What you are asked to do ::
Search the listing below for "this". Copy each matching line.

Material supplied ::

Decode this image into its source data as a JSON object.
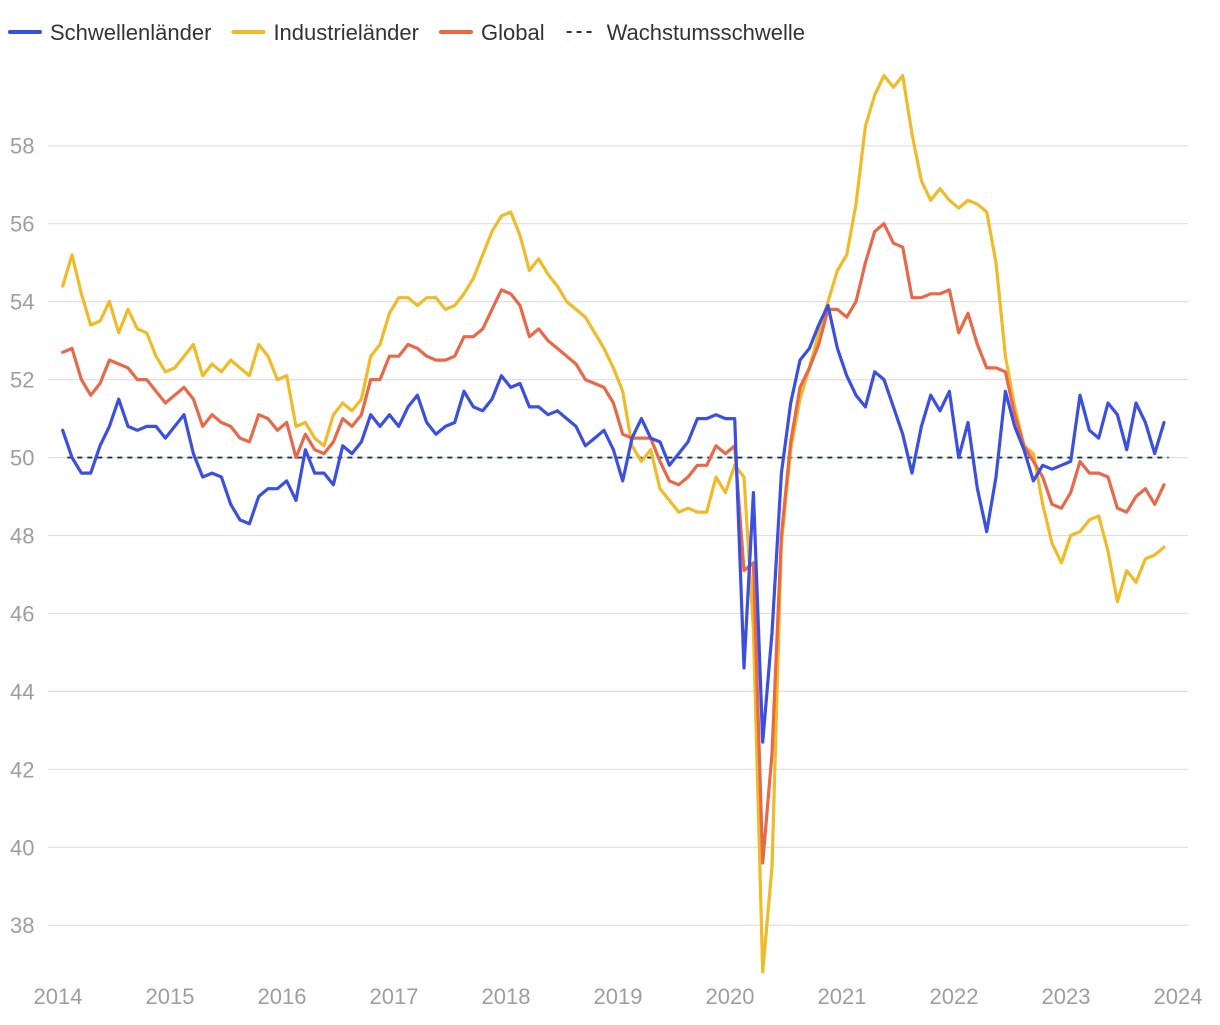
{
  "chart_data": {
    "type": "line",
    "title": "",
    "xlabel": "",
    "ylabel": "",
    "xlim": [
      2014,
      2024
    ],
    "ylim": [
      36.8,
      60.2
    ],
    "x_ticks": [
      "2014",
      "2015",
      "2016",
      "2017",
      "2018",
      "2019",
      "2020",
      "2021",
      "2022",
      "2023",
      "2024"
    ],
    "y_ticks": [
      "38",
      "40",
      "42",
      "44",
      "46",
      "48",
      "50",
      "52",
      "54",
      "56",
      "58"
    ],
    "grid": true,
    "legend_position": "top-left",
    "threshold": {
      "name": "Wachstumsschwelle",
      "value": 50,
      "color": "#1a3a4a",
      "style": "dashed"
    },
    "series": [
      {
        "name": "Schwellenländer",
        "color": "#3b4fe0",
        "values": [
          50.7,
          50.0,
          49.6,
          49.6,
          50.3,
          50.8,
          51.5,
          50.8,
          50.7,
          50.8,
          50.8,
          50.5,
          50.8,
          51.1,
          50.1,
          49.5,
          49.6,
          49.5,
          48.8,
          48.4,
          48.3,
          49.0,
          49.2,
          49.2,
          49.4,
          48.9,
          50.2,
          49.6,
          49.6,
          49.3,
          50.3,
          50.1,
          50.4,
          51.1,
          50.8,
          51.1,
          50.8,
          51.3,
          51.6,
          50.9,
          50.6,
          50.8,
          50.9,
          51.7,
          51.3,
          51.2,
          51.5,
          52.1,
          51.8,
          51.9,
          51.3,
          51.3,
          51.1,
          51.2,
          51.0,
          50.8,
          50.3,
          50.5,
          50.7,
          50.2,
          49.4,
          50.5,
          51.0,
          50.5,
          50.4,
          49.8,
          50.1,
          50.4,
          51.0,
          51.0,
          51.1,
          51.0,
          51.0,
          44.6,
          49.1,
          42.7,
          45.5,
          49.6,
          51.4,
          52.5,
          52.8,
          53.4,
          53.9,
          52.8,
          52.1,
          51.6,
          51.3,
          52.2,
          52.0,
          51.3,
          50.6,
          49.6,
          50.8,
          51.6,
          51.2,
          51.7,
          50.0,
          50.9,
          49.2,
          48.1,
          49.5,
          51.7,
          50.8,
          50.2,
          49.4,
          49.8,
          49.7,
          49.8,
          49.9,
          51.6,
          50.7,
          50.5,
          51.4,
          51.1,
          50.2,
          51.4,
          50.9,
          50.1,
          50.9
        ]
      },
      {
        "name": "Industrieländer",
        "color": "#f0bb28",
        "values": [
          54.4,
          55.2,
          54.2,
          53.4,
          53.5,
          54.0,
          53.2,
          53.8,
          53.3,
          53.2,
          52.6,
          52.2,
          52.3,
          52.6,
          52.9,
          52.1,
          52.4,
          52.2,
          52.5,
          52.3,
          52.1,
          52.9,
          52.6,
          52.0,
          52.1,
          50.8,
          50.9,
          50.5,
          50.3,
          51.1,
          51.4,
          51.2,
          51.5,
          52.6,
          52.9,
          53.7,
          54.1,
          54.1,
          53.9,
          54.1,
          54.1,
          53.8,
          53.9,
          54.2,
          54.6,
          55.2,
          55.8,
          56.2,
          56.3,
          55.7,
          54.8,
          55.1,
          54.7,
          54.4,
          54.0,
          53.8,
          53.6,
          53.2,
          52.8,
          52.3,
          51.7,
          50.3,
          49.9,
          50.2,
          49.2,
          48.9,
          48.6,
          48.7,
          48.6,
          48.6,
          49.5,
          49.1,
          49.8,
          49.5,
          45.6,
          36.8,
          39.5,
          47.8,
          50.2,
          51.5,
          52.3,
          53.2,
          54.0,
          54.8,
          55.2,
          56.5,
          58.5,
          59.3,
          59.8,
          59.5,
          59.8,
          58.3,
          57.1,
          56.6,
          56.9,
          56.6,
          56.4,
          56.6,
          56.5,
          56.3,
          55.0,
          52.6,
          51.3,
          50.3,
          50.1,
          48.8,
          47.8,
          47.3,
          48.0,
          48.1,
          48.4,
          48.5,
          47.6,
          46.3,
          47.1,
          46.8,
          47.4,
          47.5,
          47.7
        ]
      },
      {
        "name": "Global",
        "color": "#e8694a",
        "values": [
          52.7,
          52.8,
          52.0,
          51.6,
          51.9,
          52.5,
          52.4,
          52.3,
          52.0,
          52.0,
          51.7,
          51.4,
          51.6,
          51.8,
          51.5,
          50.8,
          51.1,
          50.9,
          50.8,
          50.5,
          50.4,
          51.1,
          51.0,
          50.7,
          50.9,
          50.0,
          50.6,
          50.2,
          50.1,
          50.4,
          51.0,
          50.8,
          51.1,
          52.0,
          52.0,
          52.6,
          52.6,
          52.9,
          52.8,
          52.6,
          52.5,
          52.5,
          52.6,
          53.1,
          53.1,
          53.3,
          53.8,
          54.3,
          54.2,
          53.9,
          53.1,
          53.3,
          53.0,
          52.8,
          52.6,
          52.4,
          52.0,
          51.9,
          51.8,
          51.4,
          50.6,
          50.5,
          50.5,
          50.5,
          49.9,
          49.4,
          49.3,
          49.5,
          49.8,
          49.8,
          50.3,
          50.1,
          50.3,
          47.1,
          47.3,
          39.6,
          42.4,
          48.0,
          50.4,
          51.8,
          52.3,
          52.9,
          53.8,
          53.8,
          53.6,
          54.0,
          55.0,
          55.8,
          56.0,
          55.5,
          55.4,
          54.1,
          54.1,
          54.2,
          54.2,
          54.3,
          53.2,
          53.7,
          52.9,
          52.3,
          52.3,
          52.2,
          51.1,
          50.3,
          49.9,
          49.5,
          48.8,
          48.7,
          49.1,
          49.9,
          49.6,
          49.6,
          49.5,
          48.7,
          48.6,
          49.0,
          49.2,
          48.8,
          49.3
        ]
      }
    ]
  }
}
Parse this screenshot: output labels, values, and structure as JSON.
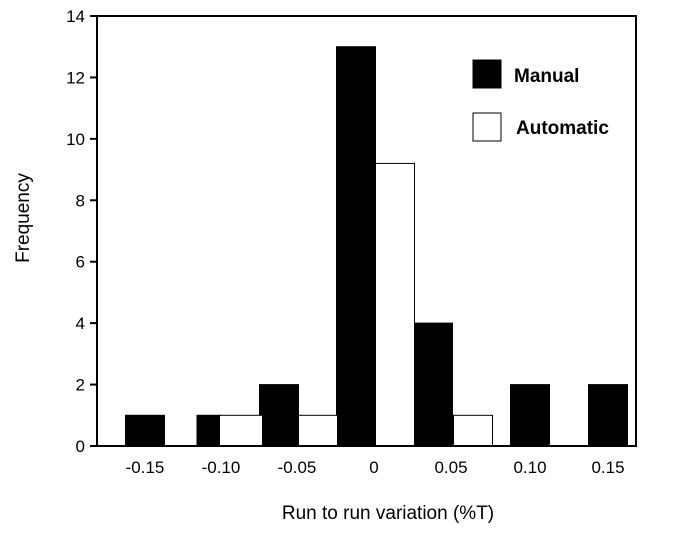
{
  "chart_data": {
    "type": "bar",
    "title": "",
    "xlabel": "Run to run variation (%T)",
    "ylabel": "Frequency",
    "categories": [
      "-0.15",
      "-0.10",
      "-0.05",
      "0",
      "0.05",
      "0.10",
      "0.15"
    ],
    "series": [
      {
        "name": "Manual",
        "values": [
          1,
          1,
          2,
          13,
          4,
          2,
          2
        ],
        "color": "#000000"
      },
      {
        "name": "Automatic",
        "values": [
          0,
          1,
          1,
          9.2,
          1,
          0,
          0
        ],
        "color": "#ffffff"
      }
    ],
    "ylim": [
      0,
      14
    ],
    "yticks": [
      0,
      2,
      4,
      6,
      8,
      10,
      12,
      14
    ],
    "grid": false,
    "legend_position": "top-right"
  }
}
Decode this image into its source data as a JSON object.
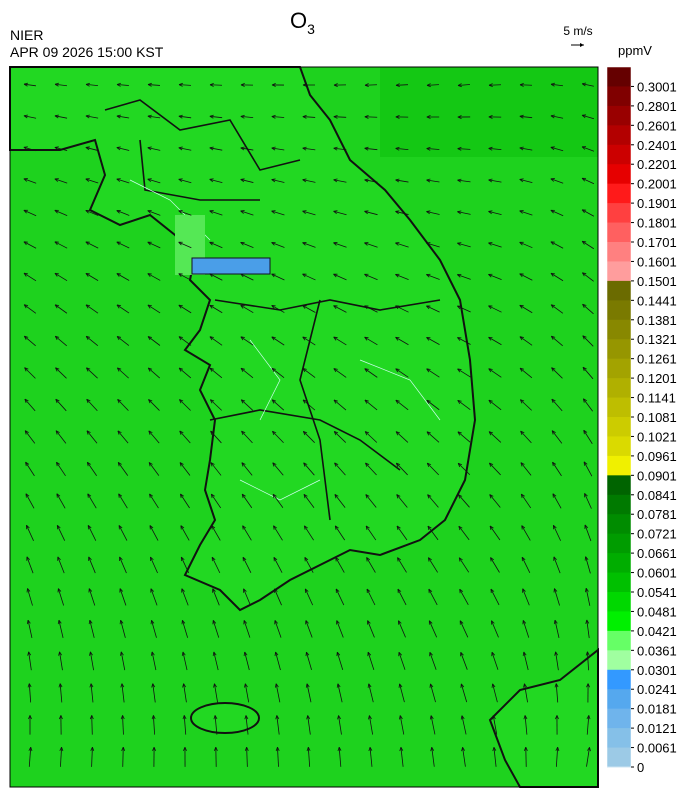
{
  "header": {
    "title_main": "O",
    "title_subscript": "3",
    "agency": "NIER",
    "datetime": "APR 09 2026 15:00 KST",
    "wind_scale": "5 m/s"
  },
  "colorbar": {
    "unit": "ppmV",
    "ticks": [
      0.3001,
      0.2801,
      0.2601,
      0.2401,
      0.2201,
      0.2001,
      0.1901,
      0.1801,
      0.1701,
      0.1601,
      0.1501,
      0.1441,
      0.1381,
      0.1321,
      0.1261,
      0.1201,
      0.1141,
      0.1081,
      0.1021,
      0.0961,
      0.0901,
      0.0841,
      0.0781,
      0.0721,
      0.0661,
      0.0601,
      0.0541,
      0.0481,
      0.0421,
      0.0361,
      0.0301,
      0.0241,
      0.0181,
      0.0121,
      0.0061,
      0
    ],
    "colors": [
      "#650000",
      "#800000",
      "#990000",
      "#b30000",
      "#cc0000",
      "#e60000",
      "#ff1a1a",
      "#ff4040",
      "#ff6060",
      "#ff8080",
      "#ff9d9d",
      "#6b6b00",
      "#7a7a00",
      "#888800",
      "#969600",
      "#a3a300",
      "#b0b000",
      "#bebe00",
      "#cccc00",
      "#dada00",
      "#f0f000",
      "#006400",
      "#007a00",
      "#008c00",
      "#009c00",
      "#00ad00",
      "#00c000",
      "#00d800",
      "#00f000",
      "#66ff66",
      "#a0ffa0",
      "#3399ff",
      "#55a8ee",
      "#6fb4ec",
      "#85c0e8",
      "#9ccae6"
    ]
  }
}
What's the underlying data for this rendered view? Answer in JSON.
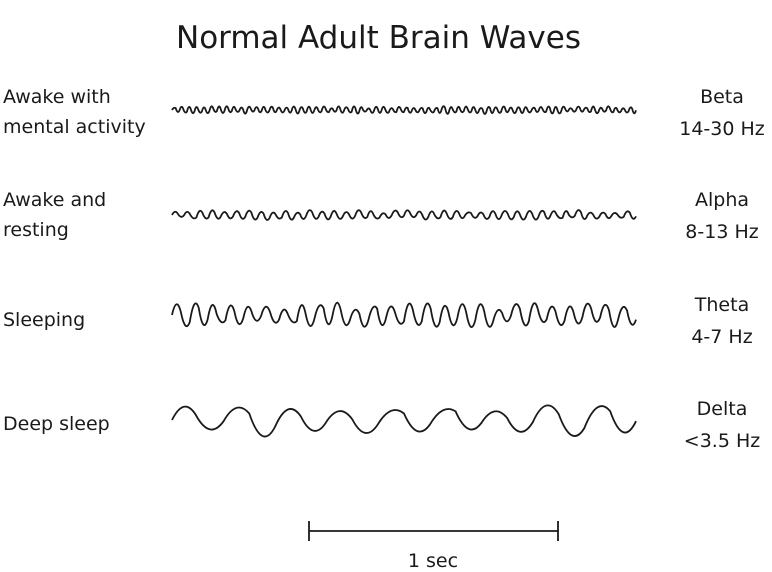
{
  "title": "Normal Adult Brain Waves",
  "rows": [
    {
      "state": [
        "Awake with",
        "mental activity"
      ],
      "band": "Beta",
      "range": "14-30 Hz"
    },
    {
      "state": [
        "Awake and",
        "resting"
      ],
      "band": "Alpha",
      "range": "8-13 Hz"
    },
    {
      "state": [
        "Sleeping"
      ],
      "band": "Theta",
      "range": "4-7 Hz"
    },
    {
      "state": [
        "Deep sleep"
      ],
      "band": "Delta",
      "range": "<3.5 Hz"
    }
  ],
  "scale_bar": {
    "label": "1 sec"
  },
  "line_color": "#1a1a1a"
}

Complete response ::
Decode this image into its source data as a JSON object.
Parse this screenshot: output labels, values, and structure as JSON.
Decode this image into its source data as a JSON object.
What's the underlying data for this rendered view? Answer in JSON.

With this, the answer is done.